Source records:
START

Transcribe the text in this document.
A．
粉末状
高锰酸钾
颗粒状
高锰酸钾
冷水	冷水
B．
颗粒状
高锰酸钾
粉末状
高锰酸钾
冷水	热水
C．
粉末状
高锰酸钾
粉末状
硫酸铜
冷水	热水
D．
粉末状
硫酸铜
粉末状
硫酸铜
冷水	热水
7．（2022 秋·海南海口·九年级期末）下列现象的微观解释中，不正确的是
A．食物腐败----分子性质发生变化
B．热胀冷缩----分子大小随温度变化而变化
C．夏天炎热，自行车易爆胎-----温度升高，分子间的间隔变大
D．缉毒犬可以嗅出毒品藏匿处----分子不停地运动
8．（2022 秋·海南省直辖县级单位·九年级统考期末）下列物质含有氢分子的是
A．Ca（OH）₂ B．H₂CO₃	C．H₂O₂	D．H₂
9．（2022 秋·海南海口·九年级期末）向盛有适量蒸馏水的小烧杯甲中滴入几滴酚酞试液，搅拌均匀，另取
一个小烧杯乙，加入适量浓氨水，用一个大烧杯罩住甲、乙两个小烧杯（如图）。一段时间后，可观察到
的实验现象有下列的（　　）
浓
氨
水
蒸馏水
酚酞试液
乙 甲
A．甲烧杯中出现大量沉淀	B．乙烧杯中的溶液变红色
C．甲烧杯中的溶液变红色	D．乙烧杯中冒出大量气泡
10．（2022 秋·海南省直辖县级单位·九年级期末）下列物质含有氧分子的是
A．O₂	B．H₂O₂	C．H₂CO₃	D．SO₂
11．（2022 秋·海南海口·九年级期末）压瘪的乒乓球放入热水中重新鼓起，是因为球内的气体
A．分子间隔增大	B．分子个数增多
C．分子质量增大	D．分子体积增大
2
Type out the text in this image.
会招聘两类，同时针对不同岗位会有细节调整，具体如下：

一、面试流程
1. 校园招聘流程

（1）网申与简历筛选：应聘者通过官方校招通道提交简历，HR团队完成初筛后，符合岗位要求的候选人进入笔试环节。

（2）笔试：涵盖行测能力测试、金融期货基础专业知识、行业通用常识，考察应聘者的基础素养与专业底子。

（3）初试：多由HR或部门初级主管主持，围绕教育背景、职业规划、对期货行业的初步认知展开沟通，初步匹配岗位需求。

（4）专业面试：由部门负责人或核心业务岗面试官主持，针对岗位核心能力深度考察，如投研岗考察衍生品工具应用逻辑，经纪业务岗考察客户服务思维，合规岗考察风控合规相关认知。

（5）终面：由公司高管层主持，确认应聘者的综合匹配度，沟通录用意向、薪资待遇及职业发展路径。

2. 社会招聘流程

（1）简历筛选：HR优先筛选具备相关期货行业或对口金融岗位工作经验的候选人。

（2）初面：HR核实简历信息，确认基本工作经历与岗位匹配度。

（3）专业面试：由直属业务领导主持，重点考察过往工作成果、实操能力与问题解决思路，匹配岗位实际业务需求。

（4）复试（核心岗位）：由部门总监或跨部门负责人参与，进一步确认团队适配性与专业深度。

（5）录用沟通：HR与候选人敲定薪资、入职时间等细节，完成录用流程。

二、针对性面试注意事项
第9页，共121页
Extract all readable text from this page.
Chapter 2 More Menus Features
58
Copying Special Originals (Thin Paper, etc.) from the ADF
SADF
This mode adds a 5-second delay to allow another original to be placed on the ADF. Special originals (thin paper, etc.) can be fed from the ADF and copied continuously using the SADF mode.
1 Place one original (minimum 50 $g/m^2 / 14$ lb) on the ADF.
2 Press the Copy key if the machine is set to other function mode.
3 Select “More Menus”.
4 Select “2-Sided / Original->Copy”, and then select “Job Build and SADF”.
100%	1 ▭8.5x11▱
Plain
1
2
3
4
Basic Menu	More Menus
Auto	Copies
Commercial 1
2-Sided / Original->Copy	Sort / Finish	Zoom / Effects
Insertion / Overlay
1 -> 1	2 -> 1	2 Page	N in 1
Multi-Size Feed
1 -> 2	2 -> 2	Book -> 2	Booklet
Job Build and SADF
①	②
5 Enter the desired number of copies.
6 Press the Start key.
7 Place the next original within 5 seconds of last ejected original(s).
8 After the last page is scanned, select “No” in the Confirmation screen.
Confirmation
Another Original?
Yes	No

END

Problem requirements: Every record should be given again exactly.

Task solution:
Transcribe the text in this document.
A．
粉末状
高锰酸钾
颗粒状
高锰酸钾
冷水	冷水
B．
颗粒状
高锰酸钾
粉末状
高锰酸钾
冷水	热水
C．
粉末状
高锰酸钾
粉末状
硫酸铜
冷水	热水
D．
粉末状
硫酸铜
粉末状
硫酸铜
冷水	热水
7．（2022 秋·海南海口·九年级期末）下列现象的微观解释中，不正确的是
A．食物腐败----分子性质发生变化
B．热胀冷缩----分子大小随温度变化而变化
C．夏天炎热，自行车易爆胎-----温度升高，分子间的间隔变大
D．缉毒犬可以嗅出毒品藏匿处----分子不停地运动
8．（2022 秋·海南省直辖县级单位·九年级统考期末）下列物质含有氢分子的是
A．Ca（OH）₂ B．H₂CO₃	C．H₂O₂	D．H₂
9．（2022 秋·海南海口·九年级期末）向盛有适量蒸馏水的小烧杯甲中滴入几滴酚酞试液，搅拌均匀，另取
一个小烧杯乙，加入适量浓氨水，用一个大烧杯罩住甲、乙两个小烧杯（如图）。一段时间后，可观察到
的实验现象有下列的（　　）
浓
氨
水
蒸馏水
酚酞试液
乙 甲
A．甲烧杯中出现大量沉淀	B．乙烧杯中的溶液变红色
C．甲烧杯中的溶液变红色	D．乙烧杯中冒出大量气泡
10．（2022 秋·海南省直辖县级单位·九年级期末）下列物质含有氧分子的是
A．O₂	B．H₂O₂	C．H₂CO₃	D．SO₂
11．（2022 秋·海南海口·九年级期末）压瘪的乒乓球放入热水中重新鼓起，是因为球内的气体
A．分子间隔增大	B．分子个数增多
C．分子质量增大	D．分子体积增大
2
Type out the text in this image.
会招聘两类，同时针对不同岗位会有细节调整，具体如下：

一、面试流程
1. 校园招聘流程

（1）网申与简历筛选：应聘者通过官方校招通道提交简历，HR团队完成初筛后，符合岗位要求的候选人进入笔试环节。

（2）笔试：涵盖行测能力测试、金融期货基础专业知识、行业通用常识，考察应聘者的基础素养与专业底子。

（3）初试：多由HR或部门初级主管主持，围绕教育背景、职业规划、对期货行业的初步认知展开沟通，初步匹配岗位需求。

（4）专业面试：由部门负责人或核心业务岗面试官主持，针对岗位核心能力深度考察，如投研岗考察衍生品工具应用逻辑，经纪业务岗考察客户服务思维，合规岗考察风控合规相关认知。

（5）终面：由公司高管层主持，确认应聘者的综合匹配度，沟通录用意向、薪资待遇及职业发展路径。

2. 社会招聘流程

（1）简历筛选：HR优先筛选具备相关期货行业或对口金融岗位工作经验的候选人。

（2）初面：HR核实简历信息，确认基本工作经历与岗位匹配度。

（3）专业面试：由直属业务领导主持，重点考察过往工作成果、实操能力与问题解决思路，匹配岗位实际业务需求。

（4）复试（核心岗位）：由部门总监或跨部门负责人参与，进一步确认团队适配性与专业深度。

（5）录用沟通：HR与候选人敲定薪资、入职时间等细节，完成录用流程。

二、针对性面试注意事项
第9页，共121页
Extract all readable text from this page.
Chapter 2 More Menus Features
58
Copying Special Originals (Thin Paper, etc.) from the ADF
SADF
This mode adds a 5-second delay to allow another original to be placed on the ADF. Special originals (thin paper, etc.) can be fed from the ADF and copied continuously using the SADF mode.
1 Place one original (minimum 50 $g/m^2 / 14$ lb) on the ADF.
2 Press the Copy key if the machine is set to other function mode.
3 Select “More Menus”.
4 Select “2-Sided / Original->Copy”, and then select “Job Build and SADF”.
100%	1 ▭8.5x11▱
Plain
1
2
3
4
Basic Menu	More Menus
Auto	Copies
Commercial 1
2-Sided / Original->Copy	Sort / Finish	Zoom / Effects
Insertion / Overlay
1 -> 1	2 -> 1	2 Page	N in 1
Multi-Size Feed
1 -> 2	2 -> 2	Book -> 2	Booklet
Job Build and SADF
①	②
5 Enter the desired number of copies.
6 Press the Start key.
7 Place the next original within 5 seconds of last ejected original(s).
8 After the last page is scanned, select “No” in the Confirmation screen.
Confirmation
Another Original?
Yes	No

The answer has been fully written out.